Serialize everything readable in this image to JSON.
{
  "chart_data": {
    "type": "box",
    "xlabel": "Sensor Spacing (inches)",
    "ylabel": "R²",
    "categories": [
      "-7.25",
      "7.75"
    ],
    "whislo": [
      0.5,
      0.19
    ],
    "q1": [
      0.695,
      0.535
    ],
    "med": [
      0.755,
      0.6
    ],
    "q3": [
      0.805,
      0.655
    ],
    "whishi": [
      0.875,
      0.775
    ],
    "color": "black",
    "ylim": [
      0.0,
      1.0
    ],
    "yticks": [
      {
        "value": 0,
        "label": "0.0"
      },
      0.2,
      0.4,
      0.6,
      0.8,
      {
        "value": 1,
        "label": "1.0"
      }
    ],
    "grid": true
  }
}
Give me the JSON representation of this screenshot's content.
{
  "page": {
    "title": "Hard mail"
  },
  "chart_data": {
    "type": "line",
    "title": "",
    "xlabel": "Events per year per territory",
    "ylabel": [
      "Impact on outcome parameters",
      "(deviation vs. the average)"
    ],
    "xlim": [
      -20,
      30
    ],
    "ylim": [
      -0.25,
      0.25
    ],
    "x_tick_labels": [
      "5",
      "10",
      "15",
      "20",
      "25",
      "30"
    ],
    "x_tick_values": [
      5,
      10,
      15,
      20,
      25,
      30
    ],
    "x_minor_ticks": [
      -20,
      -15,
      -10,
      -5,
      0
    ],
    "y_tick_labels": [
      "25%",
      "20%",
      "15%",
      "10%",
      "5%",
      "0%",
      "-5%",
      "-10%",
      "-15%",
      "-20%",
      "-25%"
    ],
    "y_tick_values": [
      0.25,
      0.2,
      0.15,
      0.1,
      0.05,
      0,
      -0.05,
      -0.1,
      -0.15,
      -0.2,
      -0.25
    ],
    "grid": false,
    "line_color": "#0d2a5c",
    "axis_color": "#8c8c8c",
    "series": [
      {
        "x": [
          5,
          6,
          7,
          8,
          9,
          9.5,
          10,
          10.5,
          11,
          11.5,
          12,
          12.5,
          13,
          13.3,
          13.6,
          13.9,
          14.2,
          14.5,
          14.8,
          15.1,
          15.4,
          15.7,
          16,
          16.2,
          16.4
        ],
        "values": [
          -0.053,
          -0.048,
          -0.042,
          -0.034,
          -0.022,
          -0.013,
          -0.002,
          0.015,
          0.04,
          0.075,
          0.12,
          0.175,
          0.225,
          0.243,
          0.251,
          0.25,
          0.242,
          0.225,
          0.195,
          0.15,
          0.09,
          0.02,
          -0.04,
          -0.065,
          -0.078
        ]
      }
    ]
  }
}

........

* **PROMPT**:
Retype the data exactly as given.

* **SOLUTION TO THE EXERCISE**:
Serialize everything readable in this image to JSON.
{
  "chart_data": {
    "type": "box",
    "xlabel": "Sensor Spacing (inches)",
    "ylabel": "R²",
    "categories": [
      "-7.25",
      "7.75"
    ],
    "whislo": [
      0.5,
      0.19
    ],
    "q1": [
      0.695,
      0.535
    ],
    "med": [
      0.755,
      0.6
    ],
    "q3": [
      0.805,
      0.655
    ],
    "whishi": [
      0.875,
      0.775
    ],
    "color": "black",
    "ylim": [
      0.0,
      1.0
    ],
    "yticks": [
      {
        "value": 0,
        "label": "0.0"
      },
      0.2,
      0.4,
      0.6,
      0.8,
      {
        "value": 1,
        "label": "1.0"
      }
    ],
    "grid": true
  }
}
Give me the JSON representation of this screenshot's content.
{
  "page": {
    "title": "Hard mail"
  },
  "chart_data": {
    "type": "line",
    "title": "",
    "xlabel": "Events per year per territory",
    "ylabel": [
      "Impact on outcome parameters",
      "(deviation vs. the average)"
    ],
    "xlim": [
      -20,
      30
    ],
    "ylim": [
      -0.25,
      0.25
    ],
    "x_tick_labels": [
      "5",
      "10",
      "15",
      "20",
      "25",
      "30"
    ],
    "x_tick_values": [
      5,
      10,
      15,
      20,
      25,
      30
    ],
    "x_minor_ticks": [
      -20,
      -15,
      -10,
      -5,
      0
    ],
    "y_tick_labels": [
      "25%",
      "20%",
      "15%",
      "10%",
      "5%",
      "0%",
      "-5%",
      "-10%",
      "-15%",
      "-20%",
      "-25%"
    ],
    "y_tick_values": [
      0.25,
      0.2,
      0.15,
      0.1,
      0.05,
      0,
      -0.05,
      -0.1,
      -0.15,
      -0.2,
      -0.25
    ],
    "grid": false,
    "line_color": "#0d2a5c",
    "axis_color": "#8c8c8c",
    "series": [
      {
        "x": [
          5,
          6,
          7,
          8,
          9,
          9.5,
          10,
          10.5,
          11,
          11.5,
          12,
          12.5,
          13,
          13.3,
          13.6,
          13.9,
          14.2,
          14.5,
          14.8,
          15.1,
          15.4,
          15.7,
          16,
          16.2,
          16.4
        ],
        "values": [
          -0.053,
          -0.048,
          -0.042,
          -0.034,
          -0.022,
          -0.013,
          -0.002,
          0.015,
          0.04,
          0.075,
          0.12,
          0.175,
          0.225,
          0.243,
          0.251,
          0.25,
          0.242,
          0.225,
          0.195,
          0.15,
          0.09,
          0.02,
          -0.04,
          -0.065,
          -0.078
        ]
      }
    ]
  }
}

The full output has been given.